> _Task to complete_: Work out the number of lines with the word "Оренбургской" in the material below, then reply with that number only.

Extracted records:
--- BEGIN ---

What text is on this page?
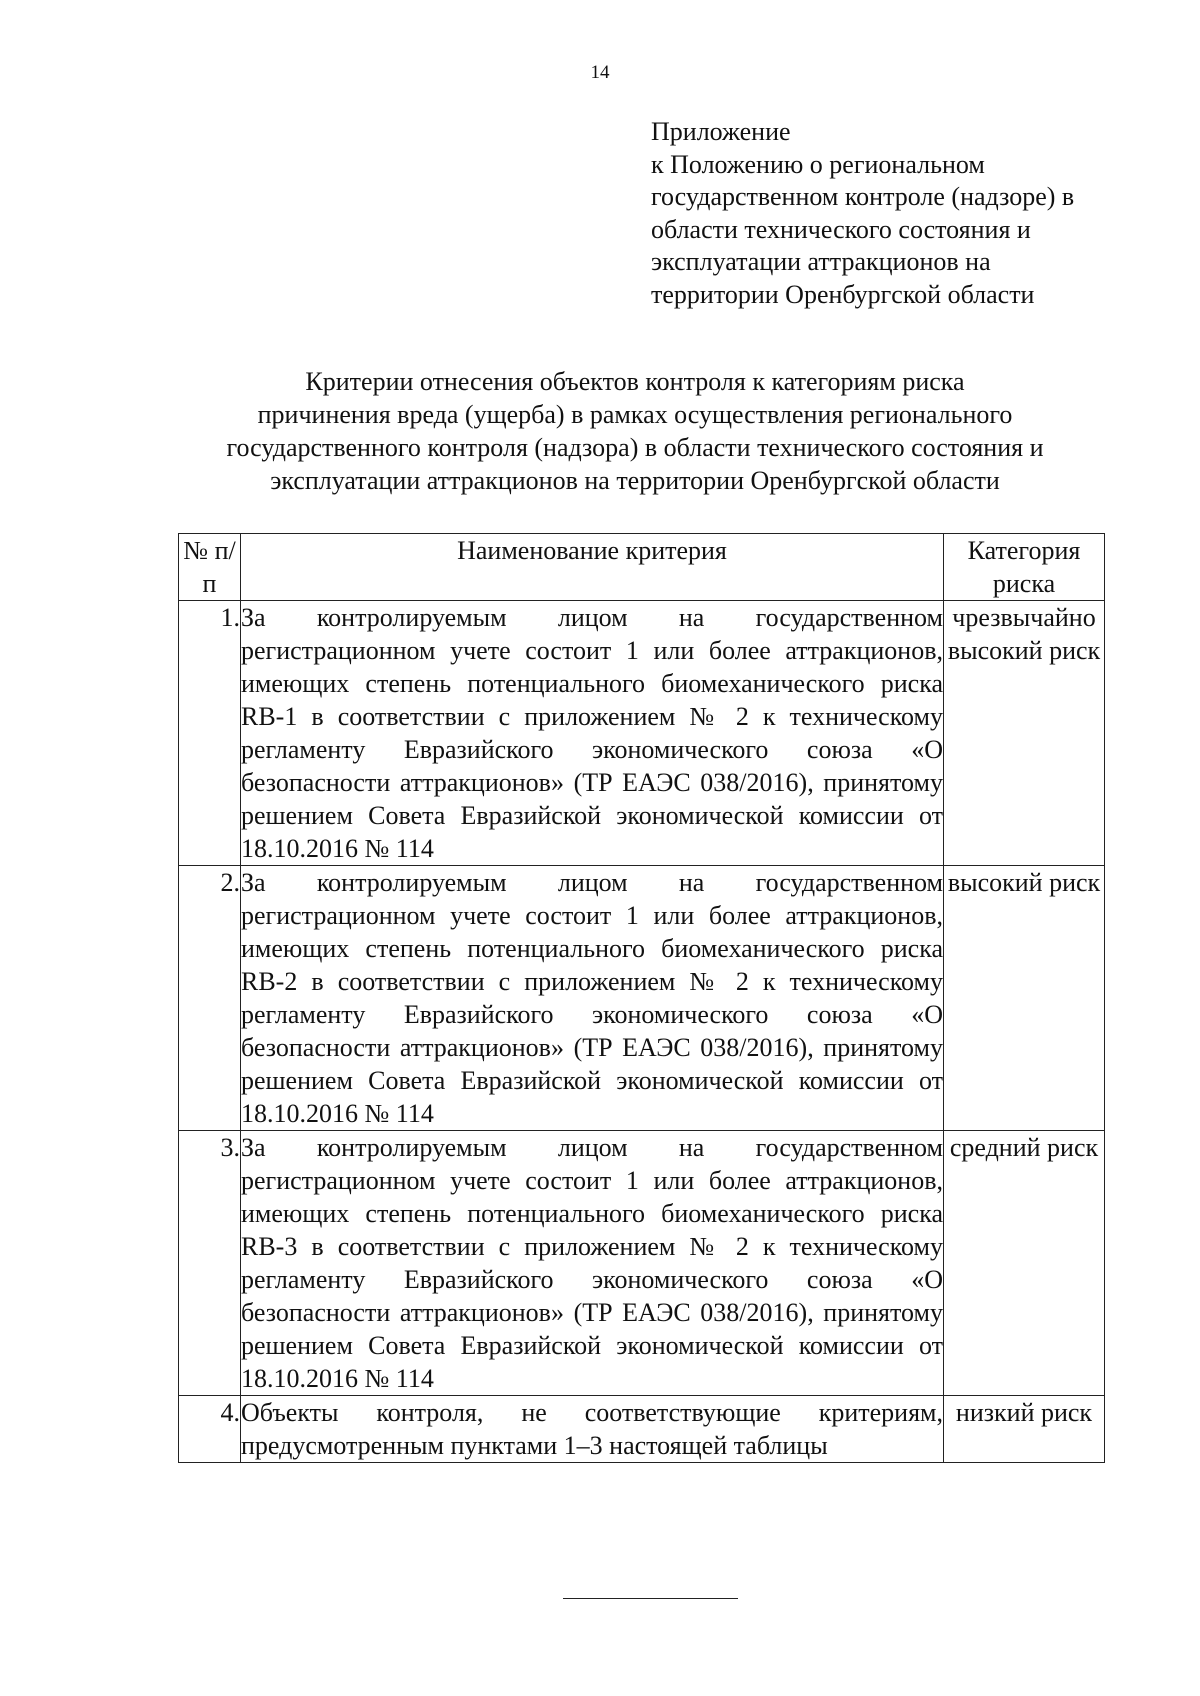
14
Приложение
к Положению о региональном
государственном контроле (надзоре) в
области технического состояния и
эксплуатации аттракционов на
территории Оренбургской области
Критерии отнесения объектов контроля к категориям риска
причинения вреда (ущерба) в рамках осуществления регионального
государственного контроля (надзора) в области технического состояния и
эксплуатации аттракционов на территории Оренбургской области
№ п/п	Наименование критерия	Категория риска
1.	За контролируемым лицом на государственном регистрационном учете состоит 1 или более аттракционов, имеющих степень потенциального биомеханического риска RB-1 в соответствии с приложением № 2 к техническому регламенту Евразийского экономического союза «О безопасности аттракционов» (ТР ЕАЭС 038/2016), принятому решением Совета Евразийской экономической комиссии от 18.10.2016 № 114	чрезвычайно высокий риск
2.	За контролируемым лицом на государственном регистрационном учете состоит 1 или более аттракционов, имеющих степень потенциального биомеханического риска RB-2 в соответствии с приложением № 2 к техническому регламенту Евразийского экономического союза «О безопасности аттракционов» (ТР ЕАЭС 038/2016), принятому решением Совета Евразийской экономической комиссии от 18.10.2016 № 114	высокий риск
3.	За контролируемым лицом на государственном регистрационном учете состоит 1 или более аттракционов, имеющих степень потенциального биомеханического риска RB-3 в соответствии с приложением № 2 к техническому регламенту Евразийского экономического союза «О безопасности аттракционов» (ТР ЕАЭС 038/2016), принятому решением Совета Евразийской экономической комиссии от 18.10.2016 № 114	средний риск
4.	Объекты контроля, не соответствующие критериям, предусмотренным пунктами 1–3 настоящей таблицы	низкий риск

--- END ---

> _Output below_: 2